* _Stated problem_: Write out every entry exactly as it stands.

* _Working data_:
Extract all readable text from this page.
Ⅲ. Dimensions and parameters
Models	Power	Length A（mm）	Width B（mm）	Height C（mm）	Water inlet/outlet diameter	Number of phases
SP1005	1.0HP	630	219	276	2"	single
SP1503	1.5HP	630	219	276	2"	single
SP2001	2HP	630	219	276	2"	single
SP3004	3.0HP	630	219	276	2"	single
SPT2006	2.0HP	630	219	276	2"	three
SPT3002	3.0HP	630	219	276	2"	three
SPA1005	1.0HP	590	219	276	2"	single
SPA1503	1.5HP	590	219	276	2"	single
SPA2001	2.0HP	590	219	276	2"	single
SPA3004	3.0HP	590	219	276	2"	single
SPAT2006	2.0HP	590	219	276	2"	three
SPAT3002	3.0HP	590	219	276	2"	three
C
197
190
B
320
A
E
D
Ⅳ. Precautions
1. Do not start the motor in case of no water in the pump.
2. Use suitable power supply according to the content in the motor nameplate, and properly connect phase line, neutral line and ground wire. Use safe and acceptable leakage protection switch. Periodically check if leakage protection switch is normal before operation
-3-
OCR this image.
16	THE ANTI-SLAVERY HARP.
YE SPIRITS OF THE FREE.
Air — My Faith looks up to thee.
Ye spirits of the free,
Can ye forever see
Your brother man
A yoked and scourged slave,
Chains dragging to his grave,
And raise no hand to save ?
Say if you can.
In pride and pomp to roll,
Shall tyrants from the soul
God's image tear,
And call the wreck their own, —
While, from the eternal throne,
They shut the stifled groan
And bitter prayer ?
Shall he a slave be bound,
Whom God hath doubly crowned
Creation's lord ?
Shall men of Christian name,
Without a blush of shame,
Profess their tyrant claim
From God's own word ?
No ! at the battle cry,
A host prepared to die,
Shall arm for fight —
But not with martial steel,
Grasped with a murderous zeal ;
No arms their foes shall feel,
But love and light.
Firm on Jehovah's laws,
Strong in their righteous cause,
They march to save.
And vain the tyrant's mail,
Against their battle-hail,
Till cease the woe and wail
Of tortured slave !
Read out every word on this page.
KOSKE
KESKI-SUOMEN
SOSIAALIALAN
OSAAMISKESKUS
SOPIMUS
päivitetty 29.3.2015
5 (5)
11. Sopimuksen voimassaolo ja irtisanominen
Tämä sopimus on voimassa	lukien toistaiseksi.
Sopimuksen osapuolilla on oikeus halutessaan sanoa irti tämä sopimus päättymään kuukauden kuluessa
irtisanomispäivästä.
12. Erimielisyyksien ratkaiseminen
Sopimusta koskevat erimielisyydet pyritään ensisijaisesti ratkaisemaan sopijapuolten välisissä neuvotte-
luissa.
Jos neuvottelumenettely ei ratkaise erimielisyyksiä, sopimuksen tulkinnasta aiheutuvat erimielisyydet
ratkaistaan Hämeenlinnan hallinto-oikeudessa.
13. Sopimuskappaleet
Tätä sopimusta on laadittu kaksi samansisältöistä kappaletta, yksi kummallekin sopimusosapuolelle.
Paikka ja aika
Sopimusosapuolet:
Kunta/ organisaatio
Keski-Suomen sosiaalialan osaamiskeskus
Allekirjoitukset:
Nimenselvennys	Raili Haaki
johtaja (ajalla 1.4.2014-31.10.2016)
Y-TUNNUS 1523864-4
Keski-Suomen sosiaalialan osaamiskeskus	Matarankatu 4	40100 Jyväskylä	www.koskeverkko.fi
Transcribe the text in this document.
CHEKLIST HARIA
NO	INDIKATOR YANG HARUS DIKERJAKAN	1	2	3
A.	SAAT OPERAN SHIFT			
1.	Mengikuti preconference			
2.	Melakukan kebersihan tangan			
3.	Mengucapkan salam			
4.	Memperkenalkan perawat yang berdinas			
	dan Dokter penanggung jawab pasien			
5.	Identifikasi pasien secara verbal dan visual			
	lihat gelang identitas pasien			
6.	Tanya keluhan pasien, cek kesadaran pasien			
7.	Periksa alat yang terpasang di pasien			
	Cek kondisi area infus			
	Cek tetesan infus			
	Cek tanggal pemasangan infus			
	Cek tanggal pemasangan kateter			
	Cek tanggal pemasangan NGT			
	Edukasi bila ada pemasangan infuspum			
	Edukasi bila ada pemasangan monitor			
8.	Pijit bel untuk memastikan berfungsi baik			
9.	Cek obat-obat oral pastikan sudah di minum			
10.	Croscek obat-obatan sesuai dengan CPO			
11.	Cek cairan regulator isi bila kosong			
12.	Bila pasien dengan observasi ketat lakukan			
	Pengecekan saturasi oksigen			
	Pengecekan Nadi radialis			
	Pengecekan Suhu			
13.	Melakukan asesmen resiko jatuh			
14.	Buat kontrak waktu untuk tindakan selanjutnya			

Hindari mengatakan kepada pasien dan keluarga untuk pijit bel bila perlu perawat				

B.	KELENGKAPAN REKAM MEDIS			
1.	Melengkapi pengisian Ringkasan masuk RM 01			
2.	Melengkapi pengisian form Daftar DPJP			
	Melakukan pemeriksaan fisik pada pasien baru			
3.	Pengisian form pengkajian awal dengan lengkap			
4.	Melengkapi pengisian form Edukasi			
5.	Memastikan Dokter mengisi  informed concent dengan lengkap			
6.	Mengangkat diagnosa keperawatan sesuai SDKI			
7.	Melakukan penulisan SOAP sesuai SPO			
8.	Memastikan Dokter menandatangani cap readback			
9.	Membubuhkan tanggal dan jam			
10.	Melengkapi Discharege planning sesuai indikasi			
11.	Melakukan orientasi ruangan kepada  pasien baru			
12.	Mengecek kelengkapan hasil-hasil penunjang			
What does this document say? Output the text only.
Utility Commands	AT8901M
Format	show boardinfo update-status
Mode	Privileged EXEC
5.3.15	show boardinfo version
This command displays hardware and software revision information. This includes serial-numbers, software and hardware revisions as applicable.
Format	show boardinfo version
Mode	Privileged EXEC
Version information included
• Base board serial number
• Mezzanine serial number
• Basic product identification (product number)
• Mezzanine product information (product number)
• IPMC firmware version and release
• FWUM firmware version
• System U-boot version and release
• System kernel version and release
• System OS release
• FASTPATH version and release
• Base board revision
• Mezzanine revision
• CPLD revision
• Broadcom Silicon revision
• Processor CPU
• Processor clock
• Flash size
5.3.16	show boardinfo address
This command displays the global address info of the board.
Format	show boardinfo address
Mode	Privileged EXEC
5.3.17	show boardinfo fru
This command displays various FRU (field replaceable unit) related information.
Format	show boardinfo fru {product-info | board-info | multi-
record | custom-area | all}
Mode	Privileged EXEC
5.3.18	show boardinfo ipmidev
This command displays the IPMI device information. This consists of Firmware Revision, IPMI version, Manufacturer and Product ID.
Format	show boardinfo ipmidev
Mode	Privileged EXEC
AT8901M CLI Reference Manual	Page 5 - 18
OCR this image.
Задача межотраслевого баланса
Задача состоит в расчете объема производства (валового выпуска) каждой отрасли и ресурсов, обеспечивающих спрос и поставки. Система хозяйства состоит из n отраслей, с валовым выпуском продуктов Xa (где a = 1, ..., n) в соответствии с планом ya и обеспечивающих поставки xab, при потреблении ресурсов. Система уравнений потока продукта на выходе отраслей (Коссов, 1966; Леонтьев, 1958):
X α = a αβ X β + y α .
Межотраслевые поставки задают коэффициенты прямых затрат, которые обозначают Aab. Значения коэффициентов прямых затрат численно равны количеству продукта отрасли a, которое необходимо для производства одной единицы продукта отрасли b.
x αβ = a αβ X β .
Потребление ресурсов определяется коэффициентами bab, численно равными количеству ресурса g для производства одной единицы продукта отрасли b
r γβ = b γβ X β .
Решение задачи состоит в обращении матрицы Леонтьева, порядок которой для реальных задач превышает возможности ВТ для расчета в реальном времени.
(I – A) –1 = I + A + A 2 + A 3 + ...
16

* _Result of the task_:
Extract all readable text from this page.
Ⅲ. Dimensions and parameters
Models	Power	Length A（mm）	Width B（mm）	Height C（mm）	Water inlet/outlet diameter	Number of phases
SP1005	1.0HP	630	219	276	2"	single
SP1503	1.5HP	630	219	276	2"	single
SP2001	2HP	630	219	276	2"	single
SP3004	3.0HP	630	219	276	2"	single
SPT2006	2.0HP	630	219	276	2"	three
SPT3002	3.0HP	630	219	276	2"	three
SPA1005	1.0HP	590	219	276	2"	single
SPA1503	1.5HP	590	219	276	2"	single
SPA2001	2.0HP	590	219	276	2"	single
SPA3004	3.0HP	590	219	276	2"	single
SPAT2006	2.0HP	590	219	276	2"	three
SPAT3002	3.0HP	590	219	276	2"	three
C
197
190
B
320
A
E
D
Ⅳ. Precautions
1. Do not start the motor in case of no water in the pump.
2. Use suitable power supply according to the content in the motor nameplate, and properly connect phase line, neutral line and ground wire. Use safe and acceptable leakage protection switch. Periodically check if leakage protection switch is normal before operation
-3-
OCR this image.
16	THE ANTI-SLAVERY HARP.
YE SPIRITS OF THE FREE.
Air — My Faith looks up to thee.
Ye spirits of the free,
Can ye forever see
Your brother man
A yoked and scourged slave,
Chains dragging to his grave,
And raise no hand to save ?
Say if you can.
In pride and pomp to roll,
Shall tyrants from the soul
God's image tear,
And call the wreck their own, —
While, from the eternal throne,
They shut the stifled groan
And bitter prayer ?
Shall he a slave be bound,
Whom God hath doubly crowned
Creation's lord ?
Shall men of Christian name,
Without a blush of shame,
Profess their tyrant claim
From God's own word ?
No ! at the battle cry,
A host prepared to die,
Shall arm for fight —
But not with martial steel,
Grasped with a murderous zeal ;
No arms their foes shall feel,
But love and light.
Firm on Jehovah's laws,
Strong in their righteous cause,
They march to save.
And vain the tyrant's mail,
Against their battle-hail,
Till cease the woe and wail
Of tortured slave !
Read out every word on this page.
KOSKE
KESKI-SUOMEN
SOSIAALIALAN
OSAAMISKESKUS
SOPIMUS
päivitetty 29.3.2015
5 (5)
11. Sopimuksen voimassaolo ja irtisanominen
Tämä sopimus on voimassa	lukien toistaiseksi.
Sopimuksen osapuolilla on oikeus halutessaan sanoa irti tämä sopimus päättymään kuukauden kuluessa
irtisanomispäivästä.
12. Erimielisyyksien ratkaiseminen
Sopimusta koskevat erimielisyydet pyritään ensisijaisesti ratkaisemaan sopijapuolten välisissä neuvotte-
luissa.
Jos neuvottelumenettely ei ratkaise erimielisyyksiä, sopimuksen tulkinnasta aiheutuvat erimielisyydet
ratkaistaan Hämeenlinnan hallinto-oikeudessa.
13. Sopimuskappaleet
Tätä sopimusta on laadittu kaksi samansisältöistä kappaletta, yksi kummallekin sopimusosapuolelle.
Paikka ja aika
Sopimusosapuolet:
Kunta/ organisaatio
Keski-Suomen sosiaalialan osaamiskeskus
Allekirjoitukset:
Nimenselvennys	Raili Haaki
johtaja (ajalla 1.4.2014-31.10.2016)
Y-TUNNUS 1523864-4
Keski-Suomen sosiaalialan osaamiskeskus	Matarankatu 4	40100 Jyväskylä	www.koskeverkko.fi
Transcribe the text in this document.
CHEKLIST HARIA
NO	INDIKATOR YANG HARUS DIKERJAKAN	1	2	3
A.	SAAT OPERAN SHIFT			
1.	Mengikuti preconference			
2.	Melakukan kebersihan tangan			
3.	Mengucapkan salam			
4.	Memperkenalkan perawat yang berdinas			
	dan Dokter penanggung jawab pasien			
5.	Identifikasi pasien secara verbal dan visual			
	lihat gelang identitas pasien			
6.	Tanya keluhan pasien, cek kesadaran pasien			
7.	Periksa alat yang terpasang di pasien			
	Cek kondisi area infus			
	Cek tetesan infus			
	Cek tanggal pemasangan infus			
	Cek tanggal pemasangan kateter			
	Cek tanggal pemasangan NGT			
	Edukasi bila ada pemasangan infuspum			
	Edukasi bila ada pemasangan monitor			
8.	Pijit bel untuk memastikan berfungsi baik			
9.	Cek obat-obat oral pastikan sudah di minum			
10.	Croscek obat-obatan sesuai dengan CPO			
11.	Cek cairan regulator isi bila kosong			
12.	Bila pasien dengan observasi ketat lakukan			
	Pengecekan saturasi oksigen			
	Pengecekan Nadi radialis			
	Pengecekan Suhu			
13.	Melakukan asesmen resiko jatuh			
14.	Buat kontrak waktu untuk tindakan selanjutnya			

Hindari mengatakan kepada pasien dan keluarga untuk pijit bel bila perlu perawat				

B.	KELENGKAPAN REKAM MEDIS			
1.	Melengkapi pengisian Ringkasan masuk RM 01			
2.	Melengkapi pengisian form Daftar DPJP			
	Melakukan pemeriksaan fisik pada pasien baru			
3.	Pengisian form pengkajian awal dengan lengkap			
4.	Melengkapi pengisian form Edukasi			
5.	Memastikan Dokter mengisi  informed concent dengan lengkap			
6.	Mengangkat diagnosa keperawatan sesuai SDKI			
7.	Melakukan penulisan SOAP sesuai SPO			
8.	Memastikan Dokter menandatangani cap readback			
9.	Membubuhkan tanggal dan jam			
10.	Melengkapi Discharege planning sesuai indikasi			
11.	Melakukan orientasi ruangan kepada  pasien baru			
12.	Mengecek kelengkapan hasil-hasil penunjang			
What does this document say? Output the text only.
Utility Commands	AT8901M
Format	show boardinfo update-status
Mode	Privileged EXEC
5.3.15	show boardinfo version
This command displays hardware and software revision information. This includes serial-numbers, software and hardware revisions as applicable.
Format	show boardinfo version
Mode	Privileged EXEC
Version information included
• Base board serial number
• Mezzanine serial number
• Basic product identification (product number)
• Mezzanine product information (product number)
• IPMC firmware version and release
• FWUM firmware version
• System U-boot version and release
• System kernel version and release
• System OS release
• FASTPATH version and release
• Base board revision
• Mezzanine revision
• CPLD revision
• Broadcom Silicon revision
• Processor CPU
• Processor clock
• Flash size
5.3.16	show boardinfo address
This command displays the global address info of the board.
Format	show boardinfo address
Mode	Privileged EXEC
5.3.17	show boardinfo fru
This command displays various FRU (field replaceable unit) related information.
Format	show boardinfo fru {product-info | board-info | multi-
record | custom-area | all}
Mode	Privileged EXEC
5.3.18	show boardinfo ipmidev
This command displays the IPMI device information. This consists of Firmware Revision, IPMI version, Manufacturer and Product ID.
Format	show boardinfo ipmidev
Mode	Privileged EXEC
AT8901M CLI Reference Manual	Page 5 - 18
OCR this image.
Задача межотраслевого баланса
Задача состоит в расчете объема производства (валового выпуска) каждой отрасли и ресурсов, обеспечивающих спрос и поставки. Система хозяйства состоит из n отраслей, с валовым выпуском продуктов Xa (где a = 1, ..., n) в соответствии с планом ya и обеспечивающих поставки xab, при потреблении ресурсов. Система уравнений потока продукта на выходе отраслей (Коссов, 1966; Леонтьев, 1958):
X α = a αβ X β + y α .
Межотраслевые поставки задают коэффициенты прямых затрат, которые обозначают Aab. Значения коэффициентов прямых затрат численно равны количеству продукта отрасли a, которое необходимо для производства одной единицы продукта отрасли b.
x αβ = a αβ X β .
Потребление ресурсов определяется коэффициентами bab, численно равными количеству ресурса g для производства одной единицы продукта отрасли b
r γβ = b γβ X β .
Решение задачи состоит в обращении матрицы Леонтьева, порядок которой для реальных задач превышает возможности ВТ для расчета в реальном времени.
(I – A) –1 = I + A + A 2 + A 3 + ...
16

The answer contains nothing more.